* **RECORDS SHOWN**
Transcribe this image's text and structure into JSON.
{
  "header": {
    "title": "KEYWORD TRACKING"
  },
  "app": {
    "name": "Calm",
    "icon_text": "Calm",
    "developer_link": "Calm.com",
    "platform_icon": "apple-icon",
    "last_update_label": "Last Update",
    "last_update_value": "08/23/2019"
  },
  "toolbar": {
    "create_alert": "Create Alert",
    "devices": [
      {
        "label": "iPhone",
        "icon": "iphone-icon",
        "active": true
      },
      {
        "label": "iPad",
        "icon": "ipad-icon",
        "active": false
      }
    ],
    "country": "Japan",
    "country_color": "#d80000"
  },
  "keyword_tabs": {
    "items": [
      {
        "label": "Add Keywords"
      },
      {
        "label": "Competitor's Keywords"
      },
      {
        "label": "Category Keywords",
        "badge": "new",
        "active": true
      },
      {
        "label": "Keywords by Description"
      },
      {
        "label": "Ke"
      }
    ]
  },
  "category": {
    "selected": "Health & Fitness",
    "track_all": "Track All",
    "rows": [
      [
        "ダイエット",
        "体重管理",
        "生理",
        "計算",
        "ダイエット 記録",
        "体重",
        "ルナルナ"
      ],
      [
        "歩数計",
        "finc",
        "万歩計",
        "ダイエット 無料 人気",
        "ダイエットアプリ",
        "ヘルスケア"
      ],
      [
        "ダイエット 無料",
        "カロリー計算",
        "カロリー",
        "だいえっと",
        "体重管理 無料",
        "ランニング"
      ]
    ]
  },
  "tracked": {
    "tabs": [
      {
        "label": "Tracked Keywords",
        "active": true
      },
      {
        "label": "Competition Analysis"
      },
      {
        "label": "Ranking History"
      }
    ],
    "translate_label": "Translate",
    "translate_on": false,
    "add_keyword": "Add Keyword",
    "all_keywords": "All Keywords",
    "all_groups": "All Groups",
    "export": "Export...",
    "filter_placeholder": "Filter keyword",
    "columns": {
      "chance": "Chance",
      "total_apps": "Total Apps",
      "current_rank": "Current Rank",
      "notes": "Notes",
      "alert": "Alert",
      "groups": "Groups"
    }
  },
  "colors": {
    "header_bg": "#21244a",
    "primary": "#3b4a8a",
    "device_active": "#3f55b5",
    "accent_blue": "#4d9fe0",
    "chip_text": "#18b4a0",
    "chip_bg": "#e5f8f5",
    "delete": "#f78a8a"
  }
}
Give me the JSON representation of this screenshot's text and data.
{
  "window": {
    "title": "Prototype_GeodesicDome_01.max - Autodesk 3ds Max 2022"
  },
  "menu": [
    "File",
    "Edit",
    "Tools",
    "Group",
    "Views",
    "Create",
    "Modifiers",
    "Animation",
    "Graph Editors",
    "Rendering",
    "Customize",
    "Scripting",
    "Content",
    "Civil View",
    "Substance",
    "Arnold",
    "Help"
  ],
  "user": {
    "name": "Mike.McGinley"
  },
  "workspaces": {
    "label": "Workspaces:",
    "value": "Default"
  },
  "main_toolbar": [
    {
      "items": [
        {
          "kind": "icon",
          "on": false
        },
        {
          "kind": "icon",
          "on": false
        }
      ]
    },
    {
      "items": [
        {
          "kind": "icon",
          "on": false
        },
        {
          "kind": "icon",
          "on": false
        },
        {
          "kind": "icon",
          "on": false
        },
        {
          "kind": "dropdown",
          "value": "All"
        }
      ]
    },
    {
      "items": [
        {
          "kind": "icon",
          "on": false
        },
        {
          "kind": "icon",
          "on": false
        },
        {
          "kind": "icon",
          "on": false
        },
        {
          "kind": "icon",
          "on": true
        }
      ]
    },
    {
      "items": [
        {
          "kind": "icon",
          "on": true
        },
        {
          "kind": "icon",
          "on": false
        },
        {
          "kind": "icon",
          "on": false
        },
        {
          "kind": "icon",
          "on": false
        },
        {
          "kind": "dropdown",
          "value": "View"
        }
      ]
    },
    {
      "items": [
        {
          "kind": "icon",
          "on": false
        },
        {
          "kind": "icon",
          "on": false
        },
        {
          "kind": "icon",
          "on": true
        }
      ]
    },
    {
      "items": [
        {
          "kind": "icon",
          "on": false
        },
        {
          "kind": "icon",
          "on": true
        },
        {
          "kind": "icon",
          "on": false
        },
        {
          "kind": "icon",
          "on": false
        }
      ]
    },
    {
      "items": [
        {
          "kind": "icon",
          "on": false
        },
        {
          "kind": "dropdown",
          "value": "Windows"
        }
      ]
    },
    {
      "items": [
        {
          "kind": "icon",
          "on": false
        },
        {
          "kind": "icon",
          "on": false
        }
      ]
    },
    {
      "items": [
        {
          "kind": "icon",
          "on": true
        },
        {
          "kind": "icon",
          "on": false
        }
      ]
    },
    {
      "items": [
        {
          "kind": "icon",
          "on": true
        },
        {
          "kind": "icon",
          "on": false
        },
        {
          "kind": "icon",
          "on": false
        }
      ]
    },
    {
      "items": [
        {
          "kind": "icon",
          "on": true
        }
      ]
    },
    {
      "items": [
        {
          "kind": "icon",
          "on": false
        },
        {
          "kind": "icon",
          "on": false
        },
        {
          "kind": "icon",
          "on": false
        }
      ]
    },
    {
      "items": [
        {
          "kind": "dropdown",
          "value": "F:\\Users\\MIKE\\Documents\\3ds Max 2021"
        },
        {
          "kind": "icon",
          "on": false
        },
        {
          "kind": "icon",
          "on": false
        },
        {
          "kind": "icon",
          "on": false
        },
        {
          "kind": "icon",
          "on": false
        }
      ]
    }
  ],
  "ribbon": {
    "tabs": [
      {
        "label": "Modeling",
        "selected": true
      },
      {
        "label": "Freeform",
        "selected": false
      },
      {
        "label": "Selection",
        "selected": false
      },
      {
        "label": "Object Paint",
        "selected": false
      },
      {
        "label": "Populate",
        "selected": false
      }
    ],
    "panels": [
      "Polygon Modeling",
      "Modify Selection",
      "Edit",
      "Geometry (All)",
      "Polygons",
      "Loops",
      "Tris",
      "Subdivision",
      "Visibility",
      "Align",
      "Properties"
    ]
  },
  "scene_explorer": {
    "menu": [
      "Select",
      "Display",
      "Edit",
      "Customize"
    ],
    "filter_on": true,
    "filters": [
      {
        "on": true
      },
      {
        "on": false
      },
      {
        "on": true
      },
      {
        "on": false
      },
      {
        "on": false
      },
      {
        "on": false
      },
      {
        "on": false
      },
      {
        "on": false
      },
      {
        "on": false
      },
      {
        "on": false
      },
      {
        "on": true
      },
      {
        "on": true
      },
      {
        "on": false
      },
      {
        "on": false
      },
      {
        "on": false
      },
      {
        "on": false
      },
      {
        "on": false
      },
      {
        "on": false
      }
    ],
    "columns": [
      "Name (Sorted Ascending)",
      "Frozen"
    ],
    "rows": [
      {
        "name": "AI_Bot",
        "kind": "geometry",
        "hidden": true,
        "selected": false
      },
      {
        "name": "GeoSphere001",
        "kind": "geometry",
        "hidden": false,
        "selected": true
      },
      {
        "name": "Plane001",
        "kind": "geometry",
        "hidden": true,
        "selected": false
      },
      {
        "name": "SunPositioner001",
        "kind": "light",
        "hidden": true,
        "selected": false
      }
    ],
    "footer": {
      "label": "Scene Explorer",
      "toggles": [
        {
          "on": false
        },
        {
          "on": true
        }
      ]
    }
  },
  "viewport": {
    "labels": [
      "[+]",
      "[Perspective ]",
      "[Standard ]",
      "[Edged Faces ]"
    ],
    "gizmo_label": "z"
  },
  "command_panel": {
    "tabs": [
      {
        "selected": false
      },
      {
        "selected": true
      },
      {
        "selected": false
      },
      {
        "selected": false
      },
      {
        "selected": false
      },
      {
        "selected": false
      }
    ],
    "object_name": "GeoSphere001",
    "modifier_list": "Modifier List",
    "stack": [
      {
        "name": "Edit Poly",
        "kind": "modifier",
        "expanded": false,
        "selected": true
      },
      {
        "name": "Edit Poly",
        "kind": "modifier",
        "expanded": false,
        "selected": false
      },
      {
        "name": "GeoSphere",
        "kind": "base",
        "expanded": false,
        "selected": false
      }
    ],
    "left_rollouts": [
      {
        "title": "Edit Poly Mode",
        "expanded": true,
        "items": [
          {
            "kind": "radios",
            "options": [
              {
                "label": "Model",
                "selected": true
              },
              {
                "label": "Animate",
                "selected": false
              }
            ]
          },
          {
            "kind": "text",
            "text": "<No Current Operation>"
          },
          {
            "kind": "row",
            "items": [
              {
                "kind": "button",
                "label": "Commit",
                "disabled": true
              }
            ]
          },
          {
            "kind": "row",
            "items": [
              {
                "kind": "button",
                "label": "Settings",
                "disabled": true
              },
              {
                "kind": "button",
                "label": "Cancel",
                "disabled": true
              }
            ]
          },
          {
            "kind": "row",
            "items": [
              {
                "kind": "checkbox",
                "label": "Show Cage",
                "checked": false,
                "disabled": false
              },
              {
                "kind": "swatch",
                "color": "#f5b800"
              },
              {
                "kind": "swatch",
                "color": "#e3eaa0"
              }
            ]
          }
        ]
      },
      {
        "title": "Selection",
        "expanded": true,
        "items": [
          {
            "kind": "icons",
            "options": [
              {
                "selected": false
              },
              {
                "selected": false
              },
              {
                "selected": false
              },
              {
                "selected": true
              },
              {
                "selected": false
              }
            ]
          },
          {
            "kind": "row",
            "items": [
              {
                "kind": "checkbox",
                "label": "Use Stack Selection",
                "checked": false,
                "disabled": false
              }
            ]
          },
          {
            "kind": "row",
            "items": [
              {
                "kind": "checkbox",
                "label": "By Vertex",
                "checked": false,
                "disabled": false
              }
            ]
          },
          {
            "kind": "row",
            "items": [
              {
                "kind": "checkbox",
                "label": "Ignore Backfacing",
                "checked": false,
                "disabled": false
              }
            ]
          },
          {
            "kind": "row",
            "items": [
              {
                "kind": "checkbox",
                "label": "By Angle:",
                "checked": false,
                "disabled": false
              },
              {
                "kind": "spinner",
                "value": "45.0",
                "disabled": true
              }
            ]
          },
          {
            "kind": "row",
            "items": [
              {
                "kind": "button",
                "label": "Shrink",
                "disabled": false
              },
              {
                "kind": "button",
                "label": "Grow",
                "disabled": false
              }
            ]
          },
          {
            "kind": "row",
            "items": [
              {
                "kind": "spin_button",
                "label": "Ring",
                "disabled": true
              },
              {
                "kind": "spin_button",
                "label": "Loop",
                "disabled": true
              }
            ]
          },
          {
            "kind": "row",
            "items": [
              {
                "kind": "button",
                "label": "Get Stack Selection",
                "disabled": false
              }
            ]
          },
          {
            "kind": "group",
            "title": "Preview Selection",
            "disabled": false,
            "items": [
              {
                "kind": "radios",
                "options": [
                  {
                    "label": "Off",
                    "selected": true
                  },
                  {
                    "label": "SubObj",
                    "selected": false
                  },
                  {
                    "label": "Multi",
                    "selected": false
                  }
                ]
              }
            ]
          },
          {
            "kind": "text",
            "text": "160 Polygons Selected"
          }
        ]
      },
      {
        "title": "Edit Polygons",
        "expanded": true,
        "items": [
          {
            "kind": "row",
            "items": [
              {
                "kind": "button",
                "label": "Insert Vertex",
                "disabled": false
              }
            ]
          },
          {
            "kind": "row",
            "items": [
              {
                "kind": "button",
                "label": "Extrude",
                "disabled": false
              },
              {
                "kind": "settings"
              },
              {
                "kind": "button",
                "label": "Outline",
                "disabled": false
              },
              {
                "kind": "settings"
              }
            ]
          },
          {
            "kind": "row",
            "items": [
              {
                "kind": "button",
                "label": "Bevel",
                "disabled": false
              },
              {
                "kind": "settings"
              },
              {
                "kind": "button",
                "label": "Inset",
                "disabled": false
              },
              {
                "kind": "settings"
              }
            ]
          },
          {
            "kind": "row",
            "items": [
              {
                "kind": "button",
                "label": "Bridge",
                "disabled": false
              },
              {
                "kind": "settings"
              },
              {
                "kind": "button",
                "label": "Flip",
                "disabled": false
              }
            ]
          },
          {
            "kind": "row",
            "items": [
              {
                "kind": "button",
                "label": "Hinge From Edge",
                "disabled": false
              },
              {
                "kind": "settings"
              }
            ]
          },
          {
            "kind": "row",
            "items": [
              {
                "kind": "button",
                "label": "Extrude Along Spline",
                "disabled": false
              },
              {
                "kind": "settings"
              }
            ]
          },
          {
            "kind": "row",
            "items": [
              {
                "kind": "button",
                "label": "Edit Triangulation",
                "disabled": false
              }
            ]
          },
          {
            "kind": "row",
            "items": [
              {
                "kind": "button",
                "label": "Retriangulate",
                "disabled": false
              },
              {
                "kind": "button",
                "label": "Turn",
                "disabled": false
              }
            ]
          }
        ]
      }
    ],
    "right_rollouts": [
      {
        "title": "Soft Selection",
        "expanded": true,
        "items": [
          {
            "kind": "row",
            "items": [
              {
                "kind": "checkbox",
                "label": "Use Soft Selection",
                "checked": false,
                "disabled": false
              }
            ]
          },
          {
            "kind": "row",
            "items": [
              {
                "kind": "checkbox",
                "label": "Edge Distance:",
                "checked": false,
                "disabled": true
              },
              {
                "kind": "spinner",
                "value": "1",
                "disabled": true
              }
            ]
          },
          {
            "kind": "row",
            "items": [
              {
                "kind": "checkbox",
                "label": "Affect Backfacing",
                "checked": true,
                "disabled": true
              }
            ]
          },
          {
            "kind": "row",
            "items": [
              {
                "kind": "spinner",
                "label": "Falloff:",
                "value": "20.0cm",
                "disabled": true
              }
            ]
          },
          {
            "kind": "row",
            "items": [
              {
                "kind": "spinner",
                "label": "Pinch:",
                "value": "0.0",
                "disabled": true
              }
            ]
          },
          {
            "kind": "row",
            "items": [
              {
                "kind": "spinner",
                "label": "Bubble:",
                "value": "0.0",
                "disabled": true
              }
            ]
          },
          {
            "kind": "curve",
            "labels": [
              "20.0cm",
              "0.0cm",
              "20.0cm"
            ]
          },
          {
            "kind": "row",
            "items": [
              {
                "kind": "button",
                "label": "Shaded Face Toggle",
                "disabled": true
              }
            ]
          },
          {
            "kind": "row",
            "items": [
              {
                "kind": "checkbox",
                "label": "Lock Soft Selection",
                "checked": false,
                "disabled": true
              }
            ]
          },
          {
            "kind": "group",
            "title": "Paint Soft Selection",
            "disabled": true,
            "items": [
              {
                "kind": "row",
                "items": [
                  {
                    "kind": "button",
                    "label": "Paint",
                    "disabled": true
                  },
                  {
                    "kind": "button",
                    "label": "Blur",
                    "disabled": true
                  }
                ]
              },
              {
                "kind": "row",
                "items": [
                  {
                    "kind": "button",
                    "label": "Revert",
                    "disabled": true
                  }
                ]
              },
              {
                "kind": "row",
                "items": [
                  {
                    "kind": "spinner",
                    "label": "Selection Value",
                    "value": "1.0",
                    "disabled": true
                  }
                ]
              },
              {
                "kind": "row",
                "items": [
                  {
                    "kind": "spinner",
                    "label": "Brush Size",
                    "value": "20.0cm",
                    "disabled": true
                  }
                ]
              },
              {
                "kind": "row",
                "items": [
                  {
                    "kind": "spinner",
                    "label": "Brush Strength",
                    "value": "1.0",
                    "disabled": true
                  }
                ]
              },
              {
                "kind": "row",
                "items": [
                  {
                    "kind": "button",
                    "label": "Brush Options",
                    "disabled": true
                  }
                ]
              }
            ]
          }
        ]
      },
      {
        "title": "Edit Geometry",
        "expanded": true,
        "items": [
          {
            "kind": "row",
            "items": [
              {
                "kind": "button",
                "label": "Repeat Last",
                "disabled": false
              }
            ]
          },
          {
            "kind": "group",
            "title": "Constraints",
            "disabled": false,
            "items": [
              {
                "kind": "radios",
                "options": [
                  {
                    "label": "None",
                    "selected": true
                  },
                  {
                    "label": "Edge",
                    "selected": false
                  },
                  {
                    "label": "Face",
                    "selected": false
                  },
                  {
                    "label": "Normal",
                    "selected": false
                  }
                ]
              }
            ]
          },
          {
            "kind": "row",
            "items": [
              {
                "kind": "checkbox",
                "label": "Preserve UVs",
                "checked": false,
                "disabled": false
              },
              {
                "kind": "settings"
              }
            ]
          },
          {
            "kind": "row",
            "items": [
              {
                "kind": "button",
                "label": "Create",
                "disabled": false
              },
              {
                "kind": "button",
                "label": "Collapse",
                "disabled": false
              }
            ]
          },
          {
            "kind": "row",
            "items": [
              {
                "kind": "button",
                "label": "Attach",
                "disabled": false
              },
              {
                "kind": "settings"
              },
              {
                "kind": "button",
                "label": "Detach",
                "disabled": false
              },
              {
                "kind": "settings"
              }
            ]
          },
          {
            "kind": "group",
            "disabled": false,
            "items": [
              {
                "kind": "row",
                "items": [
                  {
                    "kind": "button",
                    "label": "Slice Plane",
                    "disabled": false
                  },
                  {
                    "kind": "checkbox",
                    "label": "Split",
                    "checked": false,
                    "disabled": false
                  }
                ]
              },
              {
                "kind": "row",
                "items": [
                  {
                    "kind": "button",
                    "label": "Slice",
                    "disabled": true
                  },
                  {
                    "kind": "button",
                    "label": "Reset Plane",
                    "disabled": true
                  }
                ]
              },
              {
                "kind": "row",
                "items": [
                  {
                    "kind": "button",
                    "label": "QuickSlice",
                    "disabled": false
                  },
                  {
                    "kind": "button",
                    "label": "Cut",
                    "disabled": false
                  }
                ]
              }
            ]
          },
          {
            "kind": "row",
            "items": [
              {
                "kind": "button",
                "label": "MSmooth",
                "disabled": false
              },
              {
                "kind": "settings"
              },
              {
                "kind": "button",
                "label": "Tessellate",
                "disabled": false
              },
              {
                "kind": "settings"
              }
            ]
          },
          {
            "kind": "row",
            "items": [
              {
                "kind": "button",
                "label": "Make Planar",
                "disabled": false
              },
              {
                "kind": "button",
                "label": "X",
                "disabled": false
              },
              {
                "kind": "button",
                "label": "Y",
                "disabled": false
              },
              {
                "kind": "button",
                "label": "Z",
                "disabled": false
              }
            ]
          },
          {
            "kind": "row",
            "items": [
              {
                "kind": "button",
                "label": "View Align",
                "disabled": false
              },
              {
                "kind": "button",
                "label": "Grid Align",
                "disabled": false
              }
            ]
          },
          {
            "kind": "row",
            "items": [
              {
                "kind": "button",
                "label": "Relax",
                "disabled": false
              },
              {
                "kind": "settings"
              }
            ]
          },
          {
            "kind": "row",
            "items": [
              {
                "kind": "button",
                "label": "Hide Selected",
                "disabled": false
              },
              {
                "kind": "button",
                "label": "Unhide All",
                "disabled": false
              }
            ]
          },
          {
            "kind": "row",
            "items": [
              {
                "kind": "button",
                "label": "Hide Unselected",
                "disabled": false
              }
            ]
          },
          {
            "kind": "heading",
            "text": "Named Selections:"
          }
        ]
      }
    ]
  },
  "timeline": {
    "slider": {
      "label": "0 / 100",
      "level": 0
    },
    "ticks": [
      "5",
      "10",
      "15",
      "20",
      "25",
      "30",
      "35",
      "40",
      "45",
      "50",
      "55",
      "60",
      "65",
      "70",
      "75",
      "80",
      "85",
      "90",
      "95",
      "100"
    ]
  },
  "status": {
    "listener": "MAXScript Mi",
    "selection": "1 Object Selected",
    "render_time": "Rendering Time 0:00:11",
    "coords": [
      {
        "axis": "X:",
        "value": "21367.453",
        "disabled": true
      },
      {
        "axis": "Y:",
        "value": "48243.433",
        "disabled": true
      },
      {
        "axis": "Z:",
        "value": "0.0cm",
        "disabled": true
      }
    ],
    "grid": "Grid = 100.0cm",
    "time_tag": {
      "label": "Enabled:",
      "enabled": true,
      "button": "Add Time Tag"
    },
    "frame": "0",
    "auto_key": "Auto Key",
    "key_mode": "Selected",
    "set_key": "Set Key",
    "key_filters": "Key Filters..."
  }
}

* **JOB**
Identify how many lines in the entries above contain the word "Paint" and provide only that figure.

* **CORRECT OUTPUT**
3